From the July 2018 issue

Secrets Of The Strange Stars That Circle Our Supermassive Black Hole

By | Published: July 26, 2018 | Last updated on May 18, 2023

smbh1
This artist’s illustration shows the supermassive black hole lurking at the center of our spiral galaxy, the Milky Way.
NASA/CXC/M.Weiss
High winds are the norm at the center of the Milky Way. Astronomers have now clocked suns orbiting the galactic core at a staggering 3,000 miles (4,800 kilometers) per second. At this rate, Earth would complete its orbit around the sun in a mere three days. What lurks at the galaxy’s core that can accelerate stars to such speeds?

Astronomers have considered various possibilities. Does the center of the galaxy harbor a tight cluster of superdense stellar remnants (neutron stars)? Or perhaps a huge ball of subatomic neutrino particles?

But these and other more exotic possibilities were eliminated in the spring of 2002 when a star called S2 swept down in its highly eccentric orbit and passed within 17 light-hours of the Milky Way’s center — a minuscule distance in galactic terms. In 17 hours, light travels three times the distance between Pluto and the sun.

Only one object is compact enough and has sufficient mass to accelerate stars to such a high speed: a supermassive black hole. Astronomers had suspected that a black hole must lie at the Milky Way’s core, but plotting the orbit of S2 and other stars dramatically strengthened the evidence.

Our central black hole is small by the standard of what lurks in the hearts of other galaxies. Observations of the giant elliptical galaxy M87 suggest the presence of a black hole 6 billion times more massive than the sun. The interaction of two supermassive black holes probably produces the intense X-rays streaming from the galaxy NGC 6240. The Andromeda Galaxy may harbor a black hole of 140 million solar masses.

In comparison, our galaxy’s black hole is paltry — containing about 4 million solar masses. But its nearness means we can study it in detail, including charting the orbits of dozens of stars buzzing around it like bees. The stellar-mass black holes found in some binary star systems are too small to be observed in detail by telescopes anytime soon. So, the best chance of seeing what happens in the bizarre neighborhood around a black hole is to study the one at the Milky Way’s heart. So far, it has not failed to surprise us.

smbh_stars
Bright stars surround the supermassive black hole at the Milky Way’s center.
NASA/CXC/M.Weiss
The Inner Realm

The galactic center lies about 26,000 lightyears from Earth toward the constellation Sagittarius. It is a region of the sky where bright stars mingle with dark clouds of gas and dust. The actual center is too obscured to reveal much when astronomers observe it in visible light. What we know of it comes from data collected in infrared and radio wavelengths. These wavelengths can pass through the dust and gas and reach Earth-based telescopes.

Astronomers have long known that the strongest source of radio energy in the sky, after the sun, lies at the galactic center. This broad core region is called Sagittarius A, often abbreviated as Sgr A.

(Layout annotation records)

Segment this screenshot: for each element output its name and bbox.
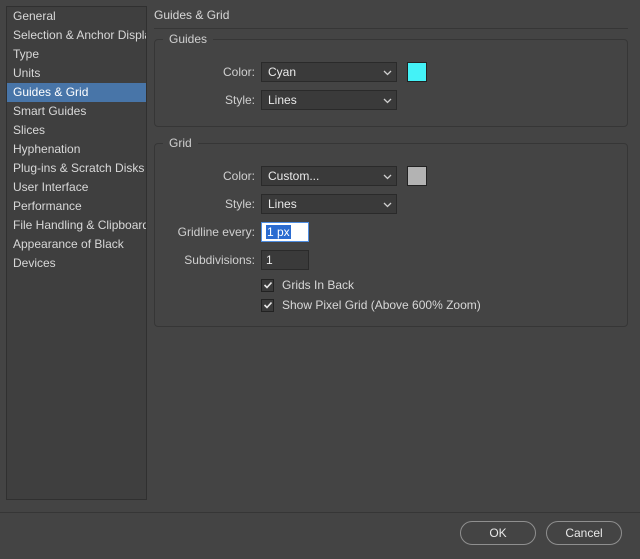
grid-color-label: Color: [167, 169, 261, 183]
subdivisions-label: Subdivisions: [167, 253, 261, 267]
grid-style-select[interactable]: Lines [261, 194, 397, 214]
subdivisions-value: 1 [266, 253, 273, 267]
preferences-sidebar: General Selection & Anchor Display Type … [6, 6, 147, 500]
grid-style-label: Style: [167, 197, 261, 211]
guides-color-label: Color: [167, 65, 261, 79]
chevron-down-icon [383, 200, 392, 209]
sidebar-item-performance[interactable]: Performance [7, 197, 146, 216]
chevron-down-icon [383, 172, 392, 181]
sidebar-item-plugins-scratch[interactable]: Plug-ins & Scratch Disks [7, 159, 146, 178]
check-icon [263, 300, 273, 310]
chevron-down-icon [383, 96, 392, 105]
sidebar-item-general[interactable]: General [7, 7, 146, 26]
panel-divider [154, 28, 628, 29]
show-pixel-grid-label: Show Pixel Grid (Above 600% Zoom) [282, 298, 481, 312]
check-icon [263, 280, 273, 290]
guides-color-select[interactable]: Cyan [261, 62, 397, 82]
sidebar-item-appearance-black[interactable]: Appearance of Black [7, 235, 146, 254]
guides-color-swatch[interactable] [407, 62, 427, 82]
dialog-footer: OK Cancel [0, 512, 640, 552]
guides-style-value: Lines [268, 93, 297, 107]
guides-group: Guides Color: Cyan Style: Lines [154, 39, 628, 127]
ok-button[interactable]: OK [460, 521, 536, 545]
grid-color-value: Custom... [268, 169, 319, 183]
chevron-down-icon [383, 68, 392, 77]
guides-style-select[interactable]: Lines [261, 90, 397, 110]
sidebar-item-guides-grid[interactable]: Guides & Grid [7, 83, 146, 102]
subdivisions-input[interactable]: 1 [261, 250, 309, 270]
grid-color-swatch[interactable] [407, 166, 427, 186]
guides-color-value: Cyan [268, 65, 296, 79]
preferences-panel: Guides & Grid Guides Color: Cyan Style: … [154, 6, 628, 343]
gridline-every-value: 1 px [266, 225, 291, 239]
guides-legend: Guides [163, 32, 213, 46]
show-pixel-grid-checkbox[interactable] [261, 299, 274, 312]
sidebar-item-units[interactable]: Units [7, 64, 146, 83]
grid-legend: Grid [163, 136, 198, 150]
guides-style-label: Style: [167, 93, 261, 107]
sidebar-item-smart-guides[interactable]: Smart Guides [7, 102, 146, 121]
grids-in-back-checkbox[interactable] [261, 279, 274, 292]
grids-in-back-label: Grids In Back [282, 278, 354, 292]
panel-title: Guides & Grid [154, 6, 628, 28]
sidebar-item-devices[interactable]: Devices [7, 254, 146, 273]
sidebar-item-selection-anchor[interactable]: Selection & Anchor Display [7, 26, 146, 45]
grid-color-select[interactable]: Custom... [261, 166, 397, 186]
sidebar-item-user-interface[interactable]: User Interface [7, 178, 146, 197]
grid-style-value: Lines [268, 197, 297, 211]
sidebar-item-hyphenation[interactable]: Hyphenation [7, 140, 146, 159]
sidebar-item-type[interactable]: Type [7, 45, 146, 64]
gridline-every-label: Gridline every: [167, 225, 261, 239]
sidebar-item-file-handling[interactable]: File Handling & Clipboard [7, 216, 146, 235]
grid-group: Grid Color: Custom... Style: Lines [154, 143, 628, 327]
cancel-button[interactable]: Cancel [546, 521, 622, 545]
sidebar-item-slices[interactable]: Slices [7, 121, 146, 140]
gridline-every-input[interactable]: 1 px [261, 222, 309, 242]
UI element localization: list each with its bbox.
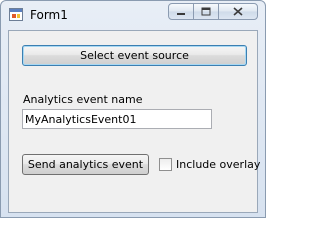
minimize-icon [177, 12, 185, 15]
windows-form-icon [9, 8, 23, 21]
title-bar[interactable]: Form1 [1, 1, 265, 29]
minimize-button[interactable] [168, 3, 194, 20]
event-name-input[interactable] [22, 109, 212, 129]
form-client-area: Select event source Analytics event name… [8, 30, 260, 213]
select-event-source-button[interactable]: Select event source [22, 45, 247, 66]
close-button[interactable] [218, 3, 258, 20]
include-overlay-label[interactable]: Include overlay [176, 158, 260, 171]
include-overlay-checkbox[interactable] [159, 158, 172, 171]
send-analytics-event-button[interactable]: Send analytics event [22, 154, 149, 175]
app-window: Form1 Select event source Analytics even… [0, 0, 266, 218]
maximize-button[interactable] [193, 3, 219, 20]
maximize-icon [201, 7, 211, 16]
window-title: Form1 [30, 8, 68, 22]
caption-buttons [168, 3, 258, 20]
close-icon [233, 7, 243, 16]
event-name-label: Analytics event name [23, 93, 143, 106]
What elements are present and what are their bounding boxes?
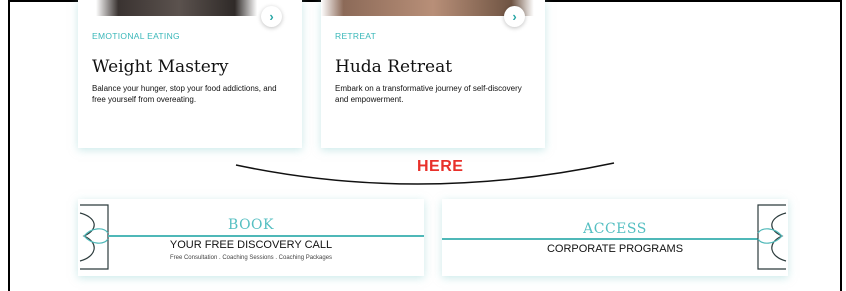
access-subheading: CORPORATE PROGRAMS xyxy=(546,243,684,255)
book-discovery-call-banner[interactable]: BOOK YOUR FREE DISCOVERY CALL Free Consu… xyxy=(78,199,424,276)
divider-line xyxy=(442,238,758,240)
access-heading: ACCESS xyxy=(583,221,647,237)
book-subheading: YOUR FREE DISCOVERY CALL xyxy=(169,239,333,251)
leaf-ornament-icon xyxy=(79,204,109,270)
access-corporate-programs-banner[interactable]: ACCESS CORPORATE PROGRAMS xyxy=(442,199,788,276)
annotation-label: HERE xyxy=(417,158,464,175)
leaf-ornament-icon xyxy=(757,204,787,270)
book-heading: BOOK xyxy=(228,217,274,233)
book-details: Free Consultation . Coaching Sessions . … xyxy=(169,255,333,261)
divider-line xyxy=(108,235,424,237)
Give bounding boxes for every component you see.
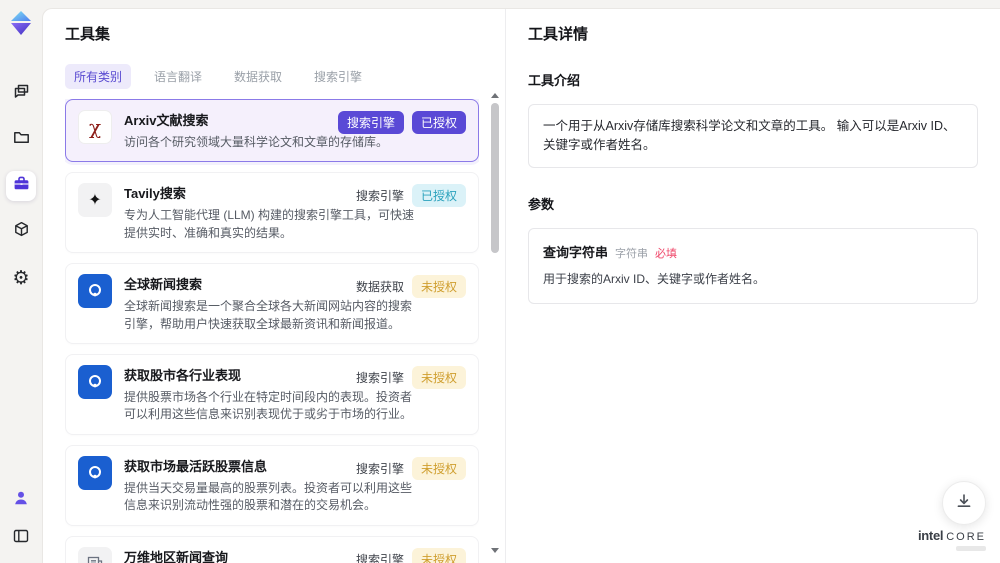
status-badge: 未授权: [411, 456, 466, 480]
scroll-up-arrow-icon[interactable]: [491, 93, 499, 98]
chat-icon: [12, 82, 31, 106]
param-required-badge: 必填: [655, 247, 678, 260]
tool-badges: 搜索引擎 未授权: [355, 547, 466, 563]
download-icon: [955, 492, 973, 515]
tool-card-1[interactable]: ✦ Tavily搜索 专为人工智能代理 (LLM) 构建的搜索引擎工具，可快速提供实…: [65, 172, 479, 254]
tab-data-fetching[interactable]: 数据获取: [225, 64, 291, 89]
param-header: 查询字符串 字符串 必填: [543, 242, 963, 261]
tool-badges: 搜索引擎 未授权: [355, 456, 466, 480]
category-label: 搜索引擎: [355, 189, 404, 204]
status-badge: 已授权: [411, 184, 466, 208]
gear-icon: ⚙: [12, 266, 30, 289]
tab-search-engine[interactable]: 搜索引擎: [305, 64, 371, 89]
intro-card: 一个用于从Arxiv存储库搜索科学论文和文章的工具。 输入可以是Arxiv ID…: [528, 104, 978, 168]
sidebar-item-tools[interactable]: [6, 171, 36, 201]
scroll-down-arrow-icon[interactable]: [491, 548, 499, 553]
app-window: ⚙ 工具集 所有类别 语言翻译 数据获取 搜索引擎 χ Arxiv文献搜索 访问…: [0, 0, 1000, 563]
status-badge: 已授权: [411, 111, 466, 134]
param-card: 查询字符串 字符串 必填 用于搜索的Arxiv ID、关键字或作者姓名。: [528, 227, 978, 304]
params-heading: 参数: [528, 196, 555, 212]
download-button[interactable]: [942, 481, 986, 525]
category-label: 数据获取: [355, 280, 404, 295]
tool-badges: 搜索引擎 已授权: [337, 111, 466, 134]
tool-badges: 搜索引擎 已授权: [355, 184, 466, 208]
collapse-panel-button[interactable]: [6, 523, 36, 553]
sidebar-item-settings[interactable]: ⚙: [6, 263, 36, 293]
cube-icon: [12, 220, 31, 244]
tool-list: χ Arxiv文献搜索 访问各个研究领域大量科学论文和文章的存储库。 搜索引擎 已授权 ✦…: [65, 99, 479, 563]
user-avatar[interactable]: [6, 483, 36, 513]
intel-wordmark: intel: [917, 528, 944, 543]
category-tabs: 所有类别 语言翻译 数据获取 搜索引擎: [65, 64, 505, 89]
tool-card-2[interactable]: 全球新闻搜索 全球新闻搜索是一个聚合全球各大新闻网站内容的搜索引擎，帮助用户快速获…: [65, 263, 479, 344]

→ Exercises:
1. In two sentences, summarize the article on the Milky Way's central black hole.
2. Reproduce the entries exactly, starting at the line that contains "status-badge: 未授权: [411, 456, 466, 480]" and continuing through the last line of the entries, with both ends included.

→ Solution list:
1. Stars near the Milky Way's center orbit at about 3,000 miles per second, and when the star S2 passed within 17 light-hours of the center in 2002, it ruled out alternatives such as a cluster of neutron stars or a ball of neutrinos, leaving a supermassive black hole as the only object compact and massive enough. Although this black hole holds only about 4 million solar masses, far fewer than those thought to exist in M87 or Andromeda, its nearness lets astronomers study it in detail using infrared and radio wavelengths that pass through the dust and gas hiding the galactic center.

2.
status-badge: 未授权: [411, 456, 466, 480]
scroll-up-arrow-icon[interactable]: [491, 93, 499, 98]
chat-icon: [12, 82, 31, 106]
param-required-badge: 必填: [655, 247, 678, 260]
tool-badges: 搜索引擎 未授权: [355, 547, 466, 563]
download-icon: [955, 492, 973, 515]
tool-card-1[interactable]: ✦ Tavily搜索 专为人工智能代理 (LLM) 构建的搜索引擎工具，可快速提供实…: [65, 172, 479, 254]
tab-data-fetching[interactable]: 数据获取: [225, 64, 291, 89]
param-header: 查询字符串 字符串 必填: [543, 242, 963, 261]
tool-badges: 搜索引擎 未授权: [355, 456, 466, 480]
category-label: 搜索引擎: [355, 189, 404, 204]
status-badge: 已授权: [411, 184, 466, 208]
gear-icon: ⚙: [12, 266, 30, 289]
tab-search-engine[interactable]: 搜索引擎: [305, 64, 371, 89]
intro-card: 一个用于从Arxiv存储库搜索科学论文和文章的工具。 输入可以是Arxiv ID…: [528, 104, 978, 168]
sidebar-item-tools[interactable]: [6, 171, 36, 201]
scroll-down-arrow-icon[interactable]: [491, 548, 499, 553]
app-window: ⚙ 工具集 所有类别 语言翻译 数据获取 搜索引擎 χ Arxiv文献搜索 访问…: [0, 0, 1000, 563]
status-badge: 已授权: [411, 111, 466, 134]
param-card: 查询字符串 字符串 必填 用于搜索的Arxiv ID、关键字或作者姓名。: [528, 227, 978, 304]
params-heading: 参数: [528, 196, 555, 212]
download-button[interactable]: [942, 481, 986, 525]
category-label: 数据获取: [355, 280, 404, 295]
tool-badges: 搜索引擎 已授权: [337, 111, 466, 134]
tool-badges: 搜索引擎 已授权: [355, 184, 466, 208]
collapse-panel-button[interactable]: [6, 523, 36, 553]
sidebar-item-settings[interactable]: ⚙: [6, 263, 36, 293]
cube-icon: [12, 220, 31, 244]
tool-list: χ Arxiv文献搜索 访问各个研究领域大量科学论文和文章的存储库。 搜索引擎 已授权 ✦…: [65, 99, 479, 563]
user-avatar[interactable]: [6, 483, 36, 513]
intel-wordmark: intel: [917, 528, 944, 543]
category-tabs: 所有类别 语言翻译 数据获取 搜索引擎: [65, 64, 505, 89]
tool-card-2[interactable]: 全球新闻搜索 全球新闻搜索是一个聚合全球各大新闻网站内容的搜索引擎，帮助用户快速获…: [65, 263, 479, 344]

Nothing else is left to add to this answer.